**Exercise details**
Please write out the entries from their very start through the line that contains "age-vs-mass-panel: 9.75 10.00", both ends included, as a numbered list with blank lines dropped and nothing else added.

**Supplied data**
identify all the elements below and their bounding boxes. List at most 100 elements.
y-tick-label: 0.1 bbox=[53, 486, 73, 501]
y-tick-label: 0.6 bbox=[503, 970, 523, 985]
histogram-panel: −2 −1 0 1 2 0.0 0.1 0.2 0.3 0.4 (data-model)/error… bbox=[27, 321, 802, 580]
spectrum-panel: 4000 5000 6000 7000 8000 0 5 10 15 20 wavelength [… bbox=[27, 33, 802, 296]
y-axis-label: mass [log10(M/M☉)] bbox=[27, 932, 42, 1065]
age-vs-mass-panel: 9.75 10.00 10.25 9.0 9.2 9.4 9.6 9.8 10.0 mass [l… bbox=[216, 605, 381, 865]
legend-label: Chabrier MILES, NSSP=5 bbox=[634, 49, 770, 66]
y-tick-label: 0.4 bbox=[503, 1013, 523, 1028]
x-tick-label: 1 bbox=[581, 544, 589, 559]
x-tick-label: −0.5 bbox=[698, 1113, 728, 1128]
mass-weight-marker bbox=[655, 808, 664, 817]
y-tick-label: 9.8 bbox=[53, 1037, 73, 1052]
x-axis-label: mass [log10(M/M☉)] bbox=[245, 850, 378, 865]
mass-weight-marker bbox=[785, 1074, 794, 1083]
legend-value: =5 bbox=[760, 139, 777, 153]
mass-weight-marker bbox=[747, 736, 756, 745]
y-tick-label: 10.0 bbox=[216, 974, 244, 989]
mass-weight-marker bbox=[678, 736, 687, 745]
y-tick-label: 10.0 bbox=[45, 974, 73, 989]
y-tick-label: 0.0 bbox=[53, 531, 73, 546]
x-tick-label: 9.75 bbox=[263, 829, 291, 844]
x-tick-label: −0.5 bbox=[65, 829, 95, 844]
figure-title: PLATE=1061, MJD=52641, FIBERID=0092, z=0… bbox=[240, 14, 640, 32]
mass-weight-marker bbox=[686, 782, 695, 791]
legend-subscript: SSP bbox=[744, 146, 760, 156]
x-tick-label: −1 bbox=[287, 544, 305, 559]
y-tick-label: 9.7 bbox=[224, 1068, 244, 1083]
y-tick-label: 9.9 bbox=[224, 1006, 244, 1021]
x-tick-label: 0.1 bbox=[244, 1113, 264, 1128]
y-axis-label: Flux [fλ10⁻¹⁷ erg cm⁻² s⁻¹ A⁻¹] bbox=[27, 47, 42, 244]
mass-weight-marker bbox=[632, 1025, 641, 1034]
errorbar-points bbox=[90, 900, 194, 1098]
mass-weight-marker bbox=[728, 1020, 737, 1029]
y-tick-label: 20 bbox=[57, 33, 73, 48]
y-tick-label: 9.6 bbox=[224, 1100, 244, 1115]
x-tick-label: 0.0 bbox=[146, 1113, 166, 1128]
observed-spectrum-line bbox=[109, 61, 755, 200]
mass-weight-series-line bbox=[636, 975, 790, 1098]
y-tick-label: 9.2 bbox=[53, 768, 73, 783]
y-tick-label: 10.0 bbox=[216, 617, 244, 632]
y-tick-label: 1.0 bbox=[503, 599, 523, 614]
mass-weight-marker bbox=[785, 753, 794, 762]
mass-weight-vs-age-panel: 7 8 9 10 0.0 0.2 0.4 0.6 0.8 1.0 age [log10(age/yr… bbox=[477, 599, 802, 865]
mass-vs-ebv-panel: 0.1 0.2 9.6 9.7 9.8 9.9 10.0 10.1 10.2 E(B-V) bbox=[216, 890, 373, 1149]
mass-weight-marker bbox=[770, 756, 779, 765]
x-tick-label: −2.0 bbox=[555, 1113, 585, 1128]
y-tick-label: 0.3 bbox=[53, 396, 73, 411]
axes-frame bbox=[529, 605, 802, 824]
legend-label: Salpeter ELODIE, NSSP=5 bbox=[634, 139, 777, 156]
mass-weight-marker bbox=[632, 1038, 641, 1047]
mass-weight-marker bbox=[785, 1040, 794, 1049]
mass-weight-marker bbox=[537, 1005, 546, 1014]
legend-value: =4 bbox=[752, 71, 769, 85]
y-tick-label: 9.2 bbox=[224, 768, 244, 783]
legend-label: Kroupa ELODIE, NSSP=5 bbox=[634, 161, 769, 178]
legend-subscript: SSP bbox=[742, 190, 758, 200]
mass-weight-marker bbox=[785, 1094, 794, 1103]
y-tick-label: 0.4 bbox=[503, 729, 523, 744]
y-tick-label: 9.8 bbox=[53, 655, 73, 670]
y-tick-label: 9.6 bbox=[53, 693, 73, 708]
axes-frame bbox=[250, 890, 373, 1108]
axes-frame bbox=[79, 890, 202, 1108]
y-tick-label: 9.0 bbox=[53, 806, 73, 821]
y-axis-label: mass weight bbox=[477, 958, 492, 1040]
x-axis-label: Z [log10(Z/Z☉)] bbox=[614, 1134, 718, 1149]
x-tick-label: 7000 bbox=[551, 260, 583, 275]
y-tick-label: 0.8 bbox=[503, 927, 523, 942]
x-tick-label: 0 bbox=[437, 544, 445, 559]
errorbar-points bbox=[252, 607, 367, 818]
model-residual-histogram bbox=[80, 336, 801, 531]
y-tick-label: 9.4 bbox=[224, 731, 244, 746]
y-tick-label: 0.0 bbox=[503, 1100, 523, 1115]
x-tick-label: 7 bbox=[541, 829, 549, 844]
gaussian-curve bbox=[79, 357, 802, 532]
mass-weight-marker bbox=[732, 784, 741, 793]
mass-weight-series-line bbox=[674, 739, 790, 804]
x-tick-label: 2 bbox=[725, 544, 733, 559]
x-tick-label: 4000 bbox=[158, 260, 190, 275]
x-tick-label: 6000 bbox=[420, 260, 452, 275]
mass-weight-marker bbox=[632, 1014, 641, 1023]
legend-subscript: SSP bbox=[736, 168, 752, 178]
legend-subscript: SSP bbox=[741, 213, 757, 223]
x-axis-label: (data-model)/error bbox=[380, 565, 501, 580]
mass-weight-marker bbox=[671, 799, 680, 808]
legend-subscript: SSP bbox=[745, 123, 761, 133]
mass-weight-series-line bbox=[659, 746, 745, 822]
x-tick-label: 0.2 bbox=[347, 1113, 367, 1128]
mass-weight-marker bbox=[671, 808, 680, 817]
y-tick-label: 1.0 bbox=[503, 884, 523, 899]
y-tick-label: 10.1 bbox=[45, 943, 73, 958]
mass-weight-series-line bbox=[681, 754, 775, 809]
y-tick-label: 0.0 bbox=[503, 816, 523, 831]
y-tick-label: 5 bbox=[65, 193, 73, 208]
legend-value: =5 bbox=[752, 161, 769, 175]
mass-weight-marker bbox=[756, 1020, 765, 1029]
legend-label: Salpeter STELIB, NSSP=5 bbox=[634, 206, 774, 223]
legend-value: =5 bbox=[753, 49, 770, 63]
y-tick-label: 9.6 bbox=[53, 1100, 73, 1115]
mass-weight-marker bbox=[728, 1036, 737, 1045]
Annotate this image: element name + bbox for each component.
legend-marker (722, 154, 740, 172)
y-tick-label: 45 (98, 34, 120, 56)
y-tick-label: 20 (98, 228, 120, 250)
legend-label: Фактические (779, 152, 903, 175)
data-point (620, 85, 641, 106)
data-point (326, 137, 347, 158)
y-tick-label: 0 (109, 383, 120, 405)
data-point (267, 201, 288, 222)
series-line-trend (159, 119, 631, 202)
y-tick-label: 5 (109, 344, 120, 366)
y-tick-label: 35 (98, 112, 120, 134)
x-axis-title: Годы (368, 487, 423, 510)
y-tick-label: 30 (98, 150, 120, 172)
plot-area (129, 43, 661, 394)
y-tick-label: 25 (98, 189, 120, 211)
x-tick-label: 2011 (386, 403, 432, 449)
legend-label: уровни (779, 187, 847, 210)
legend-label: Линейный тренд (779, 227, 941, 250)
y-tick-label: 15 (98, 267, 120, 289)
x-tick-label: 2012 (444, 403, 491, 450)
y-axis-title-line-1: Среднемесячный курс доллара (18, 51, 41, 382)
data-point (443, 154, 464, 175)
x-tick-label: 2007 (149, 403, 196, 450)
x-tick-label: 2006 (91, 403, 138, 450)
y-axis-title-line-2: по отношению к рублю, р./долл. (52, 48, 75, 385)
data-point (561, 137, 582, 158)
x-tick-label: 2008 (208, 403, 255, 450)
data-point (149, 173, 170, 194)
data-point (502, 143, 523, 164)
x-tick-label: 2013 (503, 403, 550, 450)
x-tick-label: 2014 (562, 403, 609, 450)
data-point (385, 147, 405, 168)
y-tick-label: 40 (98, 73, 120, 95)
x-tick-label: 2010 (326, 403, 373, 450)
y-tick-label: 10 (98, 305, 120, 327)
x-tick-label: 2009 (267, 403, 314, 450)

**Right answer**
1. identify all the elements below and their bounding boxes. List at most 100 elements.
2. y-tick-label: 0.1 bbox=[53, 486, 73, 501]
3. y-tick-label: 0.6 bbox=[503, 970, 523, 985]
4. histogram-panel: −2 −1 0 1 2 0.0 0.1 0.2 0.3 0.4 (data-model)/error… bbox=[27, 321, 802, 580]
5. spectrum-panel: 4000 5000 6000 7000 8000 0 5 10 15 20 wavelength [… bbox=[27, 33, 802, 296]
6. y-axis-label: mass [log10(M/M☉)] bbox=[27, 932, 42, 1065]
7. age-vs-mass-panel: 9.75 10.00 10.25 9.0 9.2 9.4 9.6 9.8 10.0 mass [l… bbox=[216, 605, 381, 865]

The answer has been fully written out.